Which lines in the records below mention the word "Joachim"? Copy each one out.
Start of Supplied records
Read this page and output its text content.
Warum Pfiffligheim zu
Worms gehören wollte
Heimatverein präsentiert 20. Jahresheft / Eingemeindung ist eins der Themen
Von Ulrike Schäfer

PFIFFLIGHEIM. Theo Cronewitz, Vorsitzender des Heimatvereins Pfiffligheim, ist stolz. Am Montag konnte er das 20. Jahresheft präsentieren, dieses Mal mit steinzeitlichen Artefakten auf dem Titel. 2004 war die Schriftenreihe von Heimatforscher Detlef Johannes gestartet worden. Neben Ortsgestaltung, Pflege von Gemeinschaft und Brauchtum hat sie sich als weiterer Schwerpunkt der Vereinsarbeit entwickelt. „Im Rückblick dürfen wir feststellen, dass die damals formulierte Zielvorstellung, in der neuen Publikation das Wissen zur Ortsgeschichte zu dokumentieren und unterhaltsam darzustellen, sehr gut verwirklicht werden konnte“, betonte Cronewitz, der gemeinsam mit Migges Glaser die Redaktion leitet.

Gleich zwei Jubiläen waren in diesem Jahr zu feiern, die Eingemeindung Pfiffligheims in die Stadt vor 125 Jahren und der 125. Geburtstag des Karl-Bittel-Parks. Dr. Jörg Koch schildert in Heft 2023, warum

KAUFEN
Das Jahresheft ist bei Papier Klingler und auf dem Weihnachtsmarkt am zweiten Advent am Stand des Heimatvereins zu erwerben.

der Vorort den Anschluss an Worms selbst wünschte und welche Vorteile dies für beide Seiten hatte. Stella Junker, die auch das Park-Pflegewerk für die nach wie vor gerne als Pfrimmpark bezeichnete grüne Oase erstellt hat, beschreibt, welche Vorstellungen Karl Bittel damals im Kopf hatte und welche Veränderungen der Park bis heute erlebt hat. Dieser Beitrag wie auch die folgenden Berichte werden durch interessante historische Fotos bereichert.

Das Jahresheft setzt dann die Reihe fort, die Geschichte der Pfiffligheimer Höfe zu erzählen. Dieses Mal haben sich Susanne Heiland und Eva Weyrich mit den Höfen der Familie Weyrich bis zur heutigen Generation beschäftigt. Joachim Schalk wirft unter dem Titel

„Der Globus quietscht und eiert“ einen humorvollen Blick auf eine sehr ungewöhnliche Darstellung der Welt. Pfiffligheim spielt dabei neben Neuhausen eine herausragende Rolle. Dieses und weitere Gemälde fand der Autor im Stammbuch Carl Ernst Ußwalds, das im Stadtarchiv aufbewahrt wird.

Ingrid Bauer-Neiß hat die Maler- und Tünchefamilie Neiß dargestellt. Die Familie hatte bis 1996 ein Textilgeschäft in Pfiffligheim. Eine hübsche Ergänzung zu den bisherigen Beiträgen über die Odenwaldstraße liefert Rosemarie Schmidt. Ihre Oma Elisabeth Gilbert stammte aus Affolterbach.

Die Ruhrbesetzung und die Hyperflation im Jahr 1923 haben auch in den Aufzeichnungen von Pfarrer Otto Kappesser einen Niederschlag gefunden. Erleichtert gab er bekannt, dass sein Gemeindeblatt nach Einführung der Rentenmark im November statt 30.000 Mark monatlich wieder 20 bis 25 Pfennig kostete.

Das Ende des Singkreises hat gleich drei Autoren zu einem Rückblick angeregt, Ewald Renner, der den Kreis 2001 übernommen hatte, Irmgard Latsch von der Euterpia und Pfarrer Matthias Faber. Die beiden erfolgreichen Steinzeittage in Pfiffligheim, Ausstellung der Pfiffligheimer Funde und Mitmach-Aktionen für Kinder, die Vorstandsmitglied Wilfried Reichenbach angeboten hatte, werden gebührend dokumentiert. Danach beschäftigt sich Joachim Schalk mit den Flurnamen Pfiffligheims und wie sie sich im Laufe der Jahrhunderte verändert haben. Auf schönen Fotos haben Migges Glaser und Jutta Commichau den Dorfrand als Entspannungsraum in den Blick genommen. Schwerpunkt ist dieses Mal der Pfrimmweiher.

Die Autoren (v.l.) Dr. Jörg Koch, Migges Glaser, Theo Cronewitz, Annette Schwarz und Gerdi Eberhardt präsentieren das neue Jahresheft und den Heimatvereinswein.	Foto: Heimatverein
End of Supplied records
● Solved problem:
Das Jahresheft setzt dann die Reihe fort, die Geschichte der Pfiffligheimer Höfe zu erzählen. Dieses Mal haben sich Susanne Heiland und Eva Weyrich mit den Höfen der Familie Weyrich bis zur heutigen Generation beschäftigt. Joachim Schalk wirft unter dem Titel
Das Ende des Singkreises hat gleich drei Autoren zu einem Rückblick angeregt, Ewald Renner, der den Kreis 2001 übernommen hatte, Irmgard Latsch von der Euterpia und Pfarrer Matthias Faber. Die beiden erfolgreichen Steinzeittage in Pfiffligheim, Ausstellung der Pfiffligheimer Funde und Mitmach-Aktionen für Kinder, die Vorstandsmitglied Wilfried Reichenbach angeboten hatte, werden gebührend dokumentiert. Danach beschäftigt sich Joachim Schalk mit den Flurnamen Pfiffligheims und wie sie sich im Laufe der Jahrhunderte verändert haben. Auf schönen Fotos haben Migges Glaser und Jutta Commichau den Dorfrand als Entspannungsraum in den Blick genommen. Schwerpunkt ist dieses Mal der Pfrimmweiher.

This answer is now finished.